— START —
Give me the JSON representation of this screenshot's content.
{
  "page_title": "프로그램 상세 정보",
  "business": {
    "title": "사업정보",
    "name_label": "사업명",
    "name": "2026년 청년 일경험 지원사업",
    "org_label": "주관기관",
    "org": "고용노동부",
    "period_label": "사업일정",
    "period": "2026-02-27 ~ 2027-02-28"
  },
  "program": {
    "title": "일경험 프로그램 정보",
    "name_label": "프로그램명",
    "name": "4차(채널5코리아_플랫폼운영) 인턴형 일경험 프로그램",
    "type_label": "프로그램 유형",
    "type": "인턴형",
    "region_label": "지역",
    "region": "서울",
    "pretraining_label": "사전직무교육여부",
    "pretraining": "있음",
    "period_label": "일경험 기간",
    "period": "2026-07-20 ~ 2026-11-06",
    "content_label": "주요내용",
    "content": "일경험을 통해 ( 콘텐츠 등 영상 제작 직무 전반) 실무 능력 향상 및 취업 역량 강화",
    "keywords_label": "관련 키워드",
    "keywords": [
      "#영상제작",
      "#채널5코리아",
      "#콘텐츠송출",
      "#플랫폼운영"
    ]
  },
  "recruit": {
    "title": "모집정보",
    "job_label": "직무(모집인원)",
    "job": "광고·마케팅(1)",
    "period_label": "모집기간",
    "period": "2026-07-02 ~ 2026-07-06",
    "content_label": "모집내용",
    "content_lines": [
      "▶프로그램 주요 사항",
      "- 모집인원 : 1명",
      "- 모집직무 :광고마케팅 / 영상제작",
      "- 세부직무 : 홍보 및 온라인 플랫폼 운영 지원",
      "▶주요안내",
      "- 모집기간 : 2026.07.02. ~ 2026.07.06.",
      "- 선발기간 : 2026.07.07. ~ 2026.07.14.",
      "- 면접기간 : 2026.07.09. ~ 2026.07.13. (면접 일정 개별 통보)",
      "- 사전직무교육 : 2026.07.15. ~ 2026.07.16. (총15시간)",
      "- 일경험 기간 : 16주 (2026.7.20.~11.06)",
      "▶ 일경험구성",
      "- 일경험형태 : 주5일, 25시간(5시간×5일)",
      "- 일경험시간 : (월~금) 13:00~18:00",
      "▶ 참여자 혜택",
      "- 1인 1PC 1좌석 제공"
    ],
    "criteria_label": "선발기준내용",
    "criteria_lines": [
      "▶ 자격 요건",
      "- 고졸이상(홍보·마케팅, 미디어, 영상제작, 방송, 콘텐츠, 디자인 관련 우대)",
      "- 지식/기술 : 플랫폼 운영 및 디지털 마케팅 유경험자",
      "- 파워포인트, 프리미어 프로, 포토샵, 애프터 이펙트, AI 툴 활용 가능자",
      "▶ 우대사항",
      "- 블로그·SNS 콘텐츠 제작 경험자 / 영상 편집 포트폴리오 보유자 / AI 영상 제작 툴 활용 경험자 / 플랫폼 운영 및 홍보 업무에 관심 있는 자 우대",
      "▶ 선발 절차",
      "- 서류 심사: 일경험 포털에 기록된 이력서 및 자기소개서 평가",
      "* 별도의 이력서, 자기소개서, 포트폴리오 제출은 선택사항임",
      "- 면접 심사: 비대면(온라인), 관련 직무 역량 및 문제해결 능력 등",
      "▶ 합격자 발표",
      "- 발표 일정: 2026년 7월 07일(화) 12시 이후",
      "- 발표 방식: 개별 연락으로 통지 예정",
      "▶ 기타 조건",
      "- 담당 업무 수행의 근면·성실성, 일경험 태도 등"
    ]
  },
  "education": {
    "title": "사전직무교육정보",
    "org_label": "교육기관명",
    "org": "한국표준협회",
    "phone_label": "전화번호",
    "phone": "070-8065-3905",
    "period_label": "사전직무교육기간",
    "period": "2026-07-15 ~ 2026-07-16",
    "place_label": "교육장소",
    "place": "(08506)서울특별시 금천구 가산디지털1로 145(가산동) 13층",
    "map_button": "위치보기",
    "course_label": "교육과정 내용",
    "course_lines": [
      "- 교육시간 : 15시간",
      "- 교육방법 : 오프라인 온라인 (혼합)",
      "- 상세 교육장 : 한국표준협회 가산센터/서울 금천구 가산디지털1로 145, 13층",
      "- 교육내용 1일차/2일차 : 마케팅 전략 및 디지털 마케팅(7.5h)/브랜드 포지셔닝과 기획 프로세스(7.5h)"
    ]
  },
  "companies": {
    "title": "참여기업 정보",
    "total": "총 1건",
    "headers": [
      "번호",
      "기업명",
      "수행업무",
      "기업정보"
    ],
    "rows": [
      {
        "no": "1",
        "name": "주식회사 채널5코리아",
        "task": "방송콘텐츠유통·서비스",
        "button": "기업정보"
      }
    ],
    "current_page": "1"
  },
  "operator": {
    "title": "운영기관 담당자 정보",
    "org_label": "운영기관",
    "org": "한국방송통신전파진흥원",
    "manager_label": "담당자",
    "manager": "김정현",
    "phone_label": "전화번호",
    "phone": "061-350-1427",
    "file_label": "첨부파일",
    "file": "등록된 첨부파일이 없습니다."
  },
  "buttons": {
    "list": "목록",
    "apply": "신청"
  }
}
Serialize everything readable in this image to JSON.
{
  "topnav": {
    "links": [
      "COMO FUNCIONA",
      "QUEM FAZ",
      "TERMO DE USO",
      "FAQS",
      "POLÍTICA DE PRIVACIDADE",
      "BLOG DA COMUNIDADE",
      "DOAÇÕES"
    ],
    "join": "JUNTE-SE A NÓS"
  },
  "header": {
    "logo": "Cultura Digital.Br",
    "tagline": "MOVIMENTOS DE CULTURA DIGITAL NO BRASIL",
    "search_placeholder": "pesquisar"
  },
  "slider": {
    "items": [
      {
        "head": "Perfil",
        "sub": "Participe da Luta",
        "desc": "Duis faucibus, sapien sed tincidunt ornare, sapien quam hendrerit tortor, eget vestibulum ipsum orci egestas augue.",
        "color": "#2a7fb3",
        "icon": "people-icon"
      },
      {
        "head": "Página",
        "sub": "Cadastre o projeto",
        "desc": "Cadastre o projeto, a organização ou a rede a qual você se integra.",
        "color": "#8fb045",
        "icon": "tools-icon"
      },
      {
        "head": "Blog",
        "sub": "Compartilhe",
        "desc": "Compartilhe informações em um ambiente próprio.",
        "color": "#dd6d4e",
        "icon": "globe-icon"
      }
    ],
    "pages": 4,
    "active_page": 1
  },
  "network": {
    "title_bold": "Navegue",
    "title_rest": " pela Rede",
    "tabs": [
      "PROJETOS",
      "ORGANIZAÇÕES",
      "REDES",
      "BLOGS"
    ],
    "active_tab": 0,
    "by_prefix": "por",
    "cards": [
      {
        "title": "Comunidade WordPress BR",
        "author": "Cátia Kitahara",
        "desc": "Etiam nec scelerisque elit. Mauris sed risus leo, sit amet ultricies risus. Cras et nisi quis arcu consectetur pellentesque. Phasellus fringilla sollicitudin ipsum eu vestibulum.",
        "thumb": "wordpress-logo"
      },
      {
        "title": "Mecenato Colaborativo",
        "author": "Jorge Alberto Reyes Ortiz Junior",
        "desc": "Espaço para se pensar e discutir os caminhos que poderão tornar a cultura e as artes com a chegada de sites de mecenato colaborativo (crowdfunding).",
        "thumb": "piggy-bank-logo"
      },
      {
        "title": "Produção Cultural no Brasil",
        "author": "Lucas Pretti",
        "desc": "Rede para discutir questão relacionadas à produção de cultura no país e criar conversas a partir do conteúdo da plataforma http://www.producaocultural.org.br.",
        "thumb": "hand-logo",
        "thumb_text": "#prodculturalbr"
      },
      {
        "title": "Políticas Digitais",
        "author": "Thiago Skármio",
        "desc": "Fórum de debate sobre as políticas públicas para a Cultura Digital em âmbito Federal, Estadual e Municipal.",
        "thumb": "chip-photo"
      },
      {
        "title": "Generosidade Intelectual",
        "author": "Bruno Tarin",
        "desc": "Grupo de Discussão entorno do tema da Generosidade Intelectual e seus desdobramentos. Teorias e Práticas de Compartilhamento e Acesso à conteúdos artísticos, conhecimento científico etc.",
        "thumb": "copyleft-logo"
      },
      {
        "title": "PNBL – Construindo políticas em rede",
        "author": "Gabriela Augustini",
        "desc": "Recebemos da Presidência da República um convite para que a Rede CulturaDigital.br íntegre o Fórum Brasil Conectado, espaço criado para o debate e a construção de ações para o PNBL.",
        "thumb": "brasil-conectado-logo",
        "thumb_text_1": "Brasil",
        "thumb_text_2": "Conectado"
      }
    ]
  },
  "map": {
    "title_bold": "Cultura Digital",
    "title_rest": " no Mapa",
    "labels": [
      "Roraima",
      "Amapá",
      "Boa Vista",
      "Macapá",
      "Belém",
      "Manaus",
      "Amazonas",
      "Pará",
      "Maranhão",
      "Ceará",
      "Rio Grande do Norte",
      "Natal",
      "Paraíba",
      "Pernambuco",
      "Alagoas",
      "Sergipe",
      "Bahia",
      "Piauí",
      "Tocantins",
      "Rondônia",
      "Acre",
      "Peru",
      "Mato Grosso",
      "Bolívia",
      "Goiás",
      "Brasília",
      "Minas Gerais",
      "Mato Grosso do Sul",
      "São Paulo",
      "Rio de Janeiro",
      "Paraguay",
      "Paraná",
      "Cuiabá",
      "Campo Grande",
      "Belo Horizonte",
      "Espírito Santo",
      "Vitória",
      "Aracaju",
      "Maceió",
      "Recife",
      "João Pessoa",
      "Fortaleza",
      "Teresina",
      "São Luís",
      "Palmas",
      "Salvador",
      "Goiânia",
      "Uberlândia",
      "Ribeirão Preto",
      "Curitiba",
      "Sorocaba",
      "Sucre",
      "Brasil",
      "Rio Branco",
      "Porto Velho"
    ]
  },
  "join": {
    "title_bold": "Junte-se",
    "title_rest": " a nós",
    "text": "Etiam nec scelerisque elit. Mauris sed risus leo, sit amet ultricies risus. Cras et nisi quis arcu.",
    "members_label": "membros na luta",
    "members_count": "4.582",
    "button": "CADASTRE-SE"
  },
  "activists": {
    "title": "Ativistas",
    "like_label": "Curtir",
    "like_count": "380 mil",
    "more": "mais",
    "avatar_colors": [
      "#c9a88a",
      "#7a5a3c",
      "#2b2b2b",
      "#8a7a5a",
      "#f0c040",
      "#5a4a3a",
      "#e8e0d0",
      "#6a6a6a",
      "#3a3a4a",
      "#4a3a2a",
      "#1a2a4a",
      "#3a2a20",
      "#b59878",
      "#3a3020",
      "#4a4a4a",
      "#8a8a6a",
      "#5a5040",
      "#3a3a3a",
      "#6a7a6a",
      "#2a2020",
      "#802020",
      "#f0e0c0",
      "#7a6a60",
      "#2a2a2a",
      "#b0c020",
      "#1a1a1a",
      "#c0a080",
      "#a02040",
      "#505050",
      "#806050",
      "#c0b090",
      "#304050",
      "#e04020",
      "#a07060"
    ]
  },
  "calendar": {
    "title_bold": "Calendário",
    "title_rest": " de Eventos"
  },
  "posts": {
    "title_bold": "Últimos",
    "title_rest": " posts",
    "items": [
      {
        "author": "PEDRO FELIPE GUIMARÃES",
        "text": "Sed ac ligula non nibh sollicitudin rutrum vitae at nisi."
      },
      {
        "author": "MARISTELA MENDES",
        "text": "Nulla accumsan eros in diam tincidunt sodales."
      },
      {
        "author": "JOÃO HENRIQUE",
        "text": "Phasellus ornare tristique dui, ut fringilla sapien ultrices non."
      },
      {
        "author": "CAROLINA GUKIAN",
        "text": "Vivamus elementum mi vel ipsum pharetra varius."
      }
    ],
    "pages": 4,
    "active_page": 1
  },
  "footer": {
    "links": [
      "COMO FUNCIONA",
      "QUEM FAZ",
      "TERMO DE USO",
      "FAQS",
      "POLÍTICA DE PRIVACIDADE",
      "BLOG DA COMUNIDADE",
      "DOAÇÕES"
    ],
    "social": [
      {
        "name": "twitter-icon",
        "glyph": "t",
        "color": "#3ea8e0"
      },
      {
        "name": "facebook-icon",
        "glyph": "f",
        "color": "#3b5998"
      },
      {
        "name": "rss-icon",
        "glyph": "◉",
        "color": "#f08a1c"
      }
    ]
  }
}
— END —
TASK REQUIREMENTS: Pull out each line containing the word "author" and copy it.

EXPECTED ANSWER:
        "author": "Cátia Kitahara",
        "author": "Jorge Alberto Reyes Ortiz Junior",
        "author": "Lucas Pretti",
        "author": "Thiago Skármio",
        "author": "Bruno Tarin",
        "author": "Gabriela Augustini",
        "author": "PEDRO FELIPE GUIMARÃES",
        "author": "MARISTELA MENDES",
        "author": "JOÃO HENRIQUE",
        "author": "CAROLINA GUKIAN",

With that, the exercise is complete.